Without changing anything, copy out each entry.
=== Given entries ===
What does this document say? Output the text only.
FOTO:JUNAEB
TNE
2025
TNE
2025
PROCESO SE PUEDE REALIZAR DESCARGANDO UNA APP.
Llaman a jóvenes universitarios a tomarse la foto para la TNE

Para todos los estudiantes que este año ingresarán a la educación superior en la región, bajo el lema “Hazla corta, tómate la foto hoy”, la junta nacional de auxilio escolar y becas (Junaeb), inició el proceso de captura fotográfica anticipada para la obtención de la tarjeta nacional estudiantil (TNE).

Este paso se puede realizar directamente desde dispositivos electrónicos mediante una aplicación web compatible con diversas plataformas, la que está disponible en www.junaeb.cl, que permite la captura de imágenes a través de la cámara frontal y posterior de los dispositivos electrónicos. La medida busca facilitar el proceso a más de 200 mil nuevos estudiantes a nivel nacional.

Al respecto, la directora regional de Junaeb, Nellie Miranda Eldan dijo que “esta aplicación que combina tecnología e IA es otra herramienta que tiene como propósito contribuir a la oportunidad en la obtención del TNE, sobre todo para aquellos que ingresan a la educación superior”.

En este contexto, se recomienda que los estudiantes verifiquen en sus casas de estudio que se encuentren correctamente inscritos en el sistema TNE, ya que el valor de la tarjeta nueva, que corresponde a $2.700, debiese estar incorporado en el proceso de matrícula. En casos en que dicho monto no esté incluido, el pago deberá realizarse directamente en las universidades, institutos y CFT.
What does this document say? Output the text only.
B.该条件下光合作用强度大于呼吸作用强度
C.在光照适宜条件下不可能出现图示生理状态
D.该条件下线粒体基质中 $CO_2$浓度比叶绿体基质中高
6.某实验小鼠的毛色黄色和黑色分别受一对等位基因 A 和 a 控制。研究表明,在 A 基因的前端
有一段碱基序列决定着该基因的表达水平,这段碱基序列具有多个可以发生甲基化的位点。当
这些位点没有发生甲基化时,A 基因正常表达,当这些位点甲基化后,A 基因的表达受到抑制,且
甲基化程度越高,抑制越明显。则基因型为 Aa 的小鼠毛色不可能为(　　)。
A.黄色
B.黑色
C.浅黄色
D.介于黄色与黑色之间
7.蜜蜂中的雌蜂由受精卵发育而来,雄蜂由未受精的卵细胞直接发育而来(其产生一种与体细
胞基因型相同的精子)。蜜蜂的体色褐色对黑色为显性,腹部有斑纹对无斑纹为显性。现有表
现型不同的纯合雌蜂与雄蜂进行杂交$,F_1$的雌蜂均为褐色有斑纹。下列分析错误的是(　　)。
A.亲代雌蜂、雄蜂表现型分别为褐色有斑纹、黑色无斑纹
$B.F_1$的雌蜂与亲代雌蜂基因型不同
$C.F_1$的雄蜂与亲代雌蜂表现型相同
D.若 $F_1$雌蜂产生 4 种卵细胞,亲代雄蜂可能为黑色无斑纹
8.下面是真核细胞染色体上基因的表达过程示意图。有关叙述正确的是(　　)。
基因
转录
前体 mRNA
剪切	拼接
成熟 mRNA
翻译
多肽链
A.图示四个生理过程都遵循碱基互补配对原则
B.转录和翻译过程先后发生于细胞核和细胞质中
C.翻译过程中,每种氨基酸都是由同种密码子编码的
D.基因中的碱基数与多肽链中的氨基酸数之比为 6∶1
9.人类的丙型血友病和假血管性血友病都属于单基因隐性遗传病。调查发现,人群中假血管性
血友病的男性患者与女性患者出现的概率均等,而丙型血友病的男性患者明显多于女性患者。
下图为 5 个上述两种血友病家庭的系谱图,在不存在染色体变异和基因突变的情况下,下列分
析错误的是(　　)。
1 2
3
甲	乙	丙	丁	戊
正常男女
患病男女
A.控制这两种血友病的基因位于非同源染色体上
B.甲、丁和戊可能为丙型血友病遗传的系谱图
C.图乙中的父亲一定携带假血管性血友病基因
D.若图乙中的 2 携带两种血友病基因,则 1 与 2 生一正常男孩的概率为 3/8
===
● Solution for this exercise
What does this document say? Output the text only.
FOTO:JUNAEB
TNE
2025
TNE
2025
PROCESO SE PUEDE REALIZAR DESCARGANDO UNA APP.
Llaman a jóvenes universitarios a tomarse la foto para la TNE

Para todos los estudiantes que este año ingresarán a la educación superior en la región, bajo el lema “Hazla corta, tómate la foto hoy”, la junta nacional de auxilio escolar y becas (Junaeb), inició el proceso de captura fotográfica anticipada para la obtención de la tarjeta nacional estudiantil (TNE).

Este paso se puede realizar directamente desde dispositivos electrónicos mediante una aplicación web compatible con diversas plataformas, la que está disponible en www.junaeb.cl, que permite la captura de imágenes a través de la cámara frontal y posterior de los dispositivos electrónicos. La medida busca facilitar el proceso a más de 200 mil nuevos estudiantes a nivel nacional.

Al respecto, la directora regional de Junaeb, Nellie Miranda Eldan dijo que “esta aplicación que combina tecnología e IA es otra herramienta que tiene como propósito contribuir a la oportunidad en la obtención del TNE, sobre todo para aquellos que ingresan a la educación superior”.

En este contexto, se recomienda que los estudiantes verifiquen en sus casas de estudio que se encuentren correctamente inscritos en el sistema TNE, ya que el valor de la tarjeta nueva, que corresponde a $2.700, debiese estar incorporado en el proceso de matrícula. En casos en que dicho monto no esté incluido, el pago deberá realizarse directamente en las universidades, institutos y CFT.
What does this document say? Output the text only.
B.该条件下光合作用强度大于呼吸作用强度
C.在光照适宜条件下不可能出现图示生理状态
D.该条件下线粒体基质中 $CO_2$浓度比叶绿体基质中高
6.某实验小鼠的毛色黄色和黑色分别受一对等位基因 A 和 a 控制。研究表明,在 A 基因的前端
有一段碱基序列决定着该基因的表达水平,这段碱基序列具有多个可以发生甲基化的位点。当
这些位点没有发生甲基化时,A 基因正常表达,当这些位点甲基化后,A 基因的表达受到抑制,且
甲基化程度越高,抑制越明显。则基因型为 Aa 的小鼠毛色不可能为(　　)。
A.黄色
B.黑色
C.浅黄色
D.介于黄色与黑色之间
7.蜜蜂中的雌蜂由受精卵发育而来,雄蜂由未受精的卵细胞直接发育而来(其产生一种与体细
胞基因型相同的精子)。蜜蜂的体色褐色对黑色为显性,腹部有斑纹对无斑纹为显性。现有表
现型不同的纯合雌蜂与雄蜂进行杂交$,F_1$的雌蜂均为褐色有斑纹。下列分析错误的是(　　)。
A.亲代雌蜂、雄蜂表现型分别为褐色有斑纹、黑色无斑纹
$B.F_1$的雌蜂与亲代雌蜂基因型不同
$C.F_1$的雄蜂与亲代雌蜂表现型相同
D.若 $F_1$雌蜂产生 4 种卵细胞,亲代雄蜂可能为黑色无斑纹
8.下面是真核细胞染色体上基因的表达过程示意图。有关叙述正确的是(　　)。
基因
转录
前体 mRNA
剪切	拼接
成熟 mRNA
翻译
多肽链
A.图示四个生理过程都遵循碱基互补配对原则
B.转录和翻译过程先后发生于细胞核和细胞质中
C.翻译过程中,每种氨基酸都是由同种密码子编码的
D.基因中的碱基数与多肽链中的氨基酸数之比为 6∶1
9.人类的丙型血友病和假血管性血友病都属于单基因隐性遗传病。调查发现,人群中假血管性
血友病的男性患者与女性患者出现的概率均等,而丙型血友病的男性患者明显多于女性患者。
下图为 5 个上述两种血友病家庭的系谱图,在不存在染色体变异和基因突变的情况下,下列分
析错误的是(　　)。
1 2
3
甲	乙	丙	丁	戊
正常男女
患病男女
A.控制这两种血友病的基因位于非同源染色体上
B.甲、丁和戊可能为丙型血友病遗传的系谱图
C.图乙中的父亲一定携带假血管性血友病基因
D.若图乙中的 2 携带两种血友病基因,则 1 与 2 生一正常男孩的概率为 3/8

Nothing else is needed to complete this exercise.